## Start Stored data

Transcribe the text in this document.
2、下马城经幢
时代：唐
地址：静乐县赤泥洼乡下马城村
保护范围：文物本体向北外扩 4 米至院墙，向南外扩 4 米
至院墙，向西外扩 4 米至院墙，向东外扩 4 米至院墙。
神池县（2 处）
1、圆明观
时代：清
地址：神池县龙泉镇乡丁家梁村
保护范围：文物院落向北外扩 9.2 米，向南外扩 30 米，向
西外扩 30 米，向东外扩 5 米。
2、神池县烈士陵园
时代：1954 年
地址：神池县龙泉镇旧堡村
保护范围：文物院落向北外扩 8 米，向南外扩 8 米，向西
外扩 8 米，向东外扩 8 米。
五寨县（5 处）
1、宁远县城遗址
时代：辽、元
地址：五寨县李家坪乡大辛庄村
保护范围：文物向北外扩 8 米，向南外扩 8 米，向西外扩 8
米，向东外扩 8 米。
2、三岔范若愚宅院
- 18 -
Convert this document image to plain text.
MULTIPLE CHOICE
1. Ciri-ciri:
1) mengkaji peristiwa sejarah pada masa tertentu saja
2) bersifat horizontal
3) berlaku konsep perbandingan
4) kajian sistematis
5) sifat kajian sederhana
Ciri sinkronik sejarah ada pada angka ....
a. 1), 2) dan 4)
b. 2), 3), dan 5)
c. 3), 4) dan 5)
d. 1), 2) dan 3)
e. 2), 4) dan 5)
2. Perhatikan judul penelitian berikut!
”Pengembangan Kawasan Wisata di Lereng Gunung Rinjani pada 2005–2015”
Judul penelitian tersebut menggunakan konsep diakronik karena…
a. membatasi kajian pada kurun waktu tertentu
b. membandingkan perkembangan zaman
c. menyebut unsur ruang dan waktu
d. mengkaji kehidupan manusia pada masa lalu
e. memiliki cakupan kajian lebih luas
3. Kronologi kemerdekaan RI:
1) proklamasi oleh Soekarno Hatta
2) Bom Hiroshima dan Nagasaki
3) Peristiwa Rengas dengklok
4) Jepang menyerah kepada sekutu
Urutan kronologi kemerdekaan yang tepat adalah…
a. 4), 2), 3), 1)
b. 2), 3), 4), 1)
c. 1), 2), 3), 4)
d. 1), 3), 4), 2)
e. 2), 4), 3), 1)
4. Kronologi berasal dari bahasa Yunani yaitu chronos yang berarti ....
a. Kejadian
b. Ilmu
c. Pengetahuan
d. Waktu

## End Stored data

What the exercise asks –
Using the material above, gather every line that includes "konsep".

Result of the task –
3) berlaku konsep perbandingan
Judul penelitian tersebut menggunakan konsep diakronik karena…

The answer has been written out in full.